**Stated task**: Each line below that contains "name" counts once; report the total and nothing more.

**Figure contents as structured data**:

◇ ◇ ◇

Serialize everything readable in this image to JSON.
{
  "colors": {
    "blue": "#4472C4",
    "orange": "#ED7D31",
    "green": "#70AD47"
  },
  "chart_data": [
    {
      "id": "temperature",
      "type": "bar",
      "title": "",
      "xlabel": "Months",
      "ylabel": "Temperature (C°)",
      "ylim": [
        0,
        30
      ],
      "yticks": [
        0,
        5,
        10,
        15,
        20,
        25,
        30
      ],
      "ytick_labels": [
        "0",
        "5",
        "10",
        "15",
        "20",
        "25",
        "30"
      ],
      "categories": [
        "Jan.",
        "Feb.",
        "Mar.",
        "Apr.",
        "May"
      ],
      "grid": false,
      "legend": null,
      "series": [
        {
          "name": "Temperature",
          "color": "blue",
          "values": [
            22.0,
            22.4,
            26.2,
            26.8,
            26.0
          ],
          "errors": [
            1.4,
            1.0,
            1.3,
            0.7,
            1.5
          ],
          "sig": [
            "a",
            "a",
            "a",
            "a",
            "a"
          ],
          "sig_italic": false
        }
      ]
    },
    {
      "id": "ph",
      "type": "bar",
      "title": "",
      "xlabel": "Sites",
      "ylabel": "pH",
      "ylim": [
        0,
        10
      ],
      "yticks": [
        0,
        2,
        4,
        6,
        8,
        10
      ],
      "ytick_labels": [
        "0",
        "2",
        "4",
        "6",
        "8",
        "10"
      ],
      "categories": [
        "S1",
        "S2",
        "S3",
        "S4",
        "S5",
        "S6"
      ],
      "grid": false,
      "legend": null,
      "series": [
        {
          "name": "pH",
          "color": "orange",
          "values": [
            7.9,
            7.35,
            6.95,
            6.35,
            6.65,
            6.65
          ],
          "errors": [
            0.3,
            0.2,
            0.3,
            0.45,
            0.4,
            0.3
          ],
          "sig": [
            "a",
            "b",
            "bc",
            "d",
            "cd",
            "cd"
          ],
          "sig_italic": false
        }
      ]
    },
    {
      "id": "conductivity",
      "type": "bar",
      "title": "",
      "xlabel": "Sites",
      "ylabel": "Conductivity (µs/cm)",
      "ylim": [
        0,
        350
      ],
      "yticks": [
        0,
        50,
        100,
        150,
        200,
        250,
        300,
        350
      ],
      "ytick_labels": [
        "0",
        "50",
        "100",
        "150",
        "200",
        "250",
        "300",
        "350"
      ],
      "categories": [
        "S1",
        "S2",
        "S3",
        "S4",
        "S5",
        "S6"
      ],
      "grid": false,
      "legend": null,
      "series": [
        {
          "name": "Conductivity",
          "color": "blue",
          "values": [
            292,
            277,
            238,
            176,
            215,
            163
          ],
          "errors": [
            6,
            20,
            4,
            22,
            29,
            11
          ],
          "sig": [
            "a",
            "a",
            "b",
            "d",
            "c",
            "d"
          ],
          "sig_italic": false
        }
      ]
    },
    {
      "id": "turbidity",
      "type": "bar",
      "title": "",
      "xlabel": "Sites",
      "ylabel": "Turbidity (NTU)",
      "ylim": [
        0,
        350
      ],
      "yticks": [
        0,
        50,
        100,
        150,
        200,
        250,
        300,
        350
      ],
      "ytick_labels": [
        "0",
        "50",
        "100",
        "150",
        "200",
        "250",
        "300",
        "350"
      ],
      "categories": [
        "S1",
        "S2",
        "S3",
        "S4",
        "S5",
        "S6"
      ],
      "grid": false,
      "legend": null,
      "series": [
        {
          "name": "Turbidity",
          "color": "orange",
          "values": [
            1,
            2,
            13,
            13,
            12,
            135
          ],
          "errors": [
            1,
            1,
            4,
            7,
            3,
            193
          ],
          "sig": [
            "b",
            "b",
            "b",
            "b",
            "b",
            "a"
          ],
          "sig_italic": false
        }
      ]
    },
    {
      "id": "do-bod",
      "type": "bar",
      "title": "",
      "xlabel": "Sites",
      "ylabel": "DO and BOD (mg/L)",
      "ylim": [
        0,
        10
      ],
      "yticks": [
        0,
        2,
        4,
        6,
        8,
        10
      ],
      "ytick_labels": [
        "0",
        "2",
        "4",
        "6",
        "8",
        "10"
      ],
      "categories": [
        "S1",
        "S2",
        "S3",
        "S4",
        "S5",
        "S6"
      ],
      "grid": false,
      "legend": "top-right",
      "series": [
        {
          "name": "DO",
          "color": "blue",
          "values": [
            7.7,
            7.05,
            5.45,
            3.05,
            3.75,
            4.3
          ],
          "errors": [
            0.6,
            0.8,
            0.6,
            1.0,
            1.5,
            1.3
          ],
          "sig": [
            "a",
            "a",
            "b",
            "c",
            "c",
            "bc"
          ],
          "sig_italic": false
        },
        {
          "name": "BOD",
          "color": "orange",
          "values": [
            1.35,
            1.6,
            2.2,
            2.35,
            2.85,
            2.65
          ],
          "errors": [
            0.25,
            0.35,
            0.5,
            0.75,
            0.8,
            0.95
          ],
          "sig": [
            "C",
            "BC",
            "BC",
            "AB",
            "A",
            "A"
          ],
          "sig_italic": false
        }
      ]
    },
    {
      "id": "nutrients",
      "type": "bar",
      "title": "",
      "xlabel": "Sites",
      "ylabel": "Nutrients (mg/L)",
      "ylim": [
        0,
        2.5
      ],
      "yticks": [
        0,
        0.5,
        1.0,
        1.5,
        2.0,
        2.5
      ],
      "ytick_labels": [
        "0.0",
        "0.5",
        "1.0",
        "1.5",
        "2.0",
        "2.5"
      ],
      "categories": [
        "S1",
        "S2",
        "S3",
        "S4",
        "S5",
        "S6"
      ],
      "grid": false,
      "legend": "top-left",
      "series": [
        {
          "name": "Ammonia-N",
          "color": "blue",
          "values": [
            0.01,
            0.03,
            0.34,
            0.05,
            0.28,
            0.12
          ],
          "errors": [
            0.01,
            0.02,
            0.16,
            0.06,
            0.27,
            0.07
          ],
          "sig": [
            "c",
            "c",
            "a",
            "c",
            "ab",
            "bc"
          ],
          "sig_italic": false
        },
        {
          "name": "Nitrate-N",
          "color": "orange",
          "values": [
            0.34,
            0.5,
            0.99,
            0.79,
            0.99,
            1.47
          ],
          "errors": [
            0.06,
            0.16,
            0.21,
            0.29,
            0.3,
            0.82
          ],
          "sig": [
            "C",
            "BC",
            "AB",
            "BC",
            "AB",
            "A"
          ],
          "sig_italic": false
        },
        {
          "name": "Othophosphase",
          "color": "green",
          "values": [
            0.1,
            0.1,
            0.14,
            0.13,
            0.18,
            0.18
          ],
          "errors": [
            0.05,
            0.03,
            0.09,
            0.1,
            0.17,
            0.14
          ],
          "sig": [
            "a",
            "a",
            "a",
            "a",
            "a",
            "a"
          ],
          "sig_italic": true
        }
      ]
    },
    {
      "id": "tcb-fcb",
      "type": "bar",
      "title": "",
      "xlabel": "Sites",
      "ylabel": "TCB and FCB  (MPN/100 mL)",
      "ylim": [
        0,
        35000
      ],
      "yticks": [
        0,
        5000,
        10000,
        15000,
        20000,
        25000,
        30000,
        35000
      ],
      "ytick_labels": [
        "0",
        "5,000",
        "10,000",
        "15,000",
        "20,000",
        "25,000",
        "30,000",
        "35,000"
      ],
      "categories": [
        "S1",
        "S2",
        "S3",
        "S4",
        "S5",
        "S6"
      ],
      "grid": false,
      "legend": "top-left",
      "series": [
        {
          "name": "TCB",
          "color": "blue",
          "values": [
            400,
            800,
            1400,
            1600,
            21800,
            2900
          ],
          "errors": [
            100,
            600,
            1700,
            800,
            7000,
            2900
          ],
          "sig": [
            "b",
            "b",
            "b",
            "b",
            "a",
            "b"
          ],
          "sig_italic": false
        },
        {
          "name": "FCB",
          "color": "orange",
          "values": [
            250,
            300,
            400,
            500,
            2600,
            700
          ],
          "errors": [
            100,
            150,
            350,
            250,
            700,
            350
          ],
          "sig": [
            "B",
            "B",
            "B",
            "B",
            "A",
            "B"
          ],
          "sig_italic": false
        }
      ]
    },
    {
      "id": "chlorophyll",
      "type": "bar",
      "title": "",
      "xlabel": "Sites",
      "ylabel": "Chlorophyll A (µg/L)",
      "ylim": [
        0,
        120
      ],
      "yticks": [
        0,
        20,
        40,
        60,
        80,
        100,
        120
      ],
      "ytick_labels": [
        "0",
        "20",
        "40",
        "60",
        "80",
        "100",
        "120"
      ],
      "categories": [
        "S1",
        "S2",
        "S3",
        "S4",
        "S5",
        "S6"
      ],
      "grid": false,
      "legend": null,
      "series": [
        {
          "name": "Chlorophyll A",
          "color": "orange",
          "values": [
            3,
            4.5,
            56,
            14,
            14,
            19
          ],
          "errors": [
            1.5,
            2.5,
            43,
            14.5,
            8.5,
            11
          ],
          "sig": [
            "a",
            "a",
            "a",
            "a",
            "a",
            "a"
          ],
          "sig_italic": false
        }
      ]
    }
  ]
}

◇ ◇ ◇

**Complete output**: 12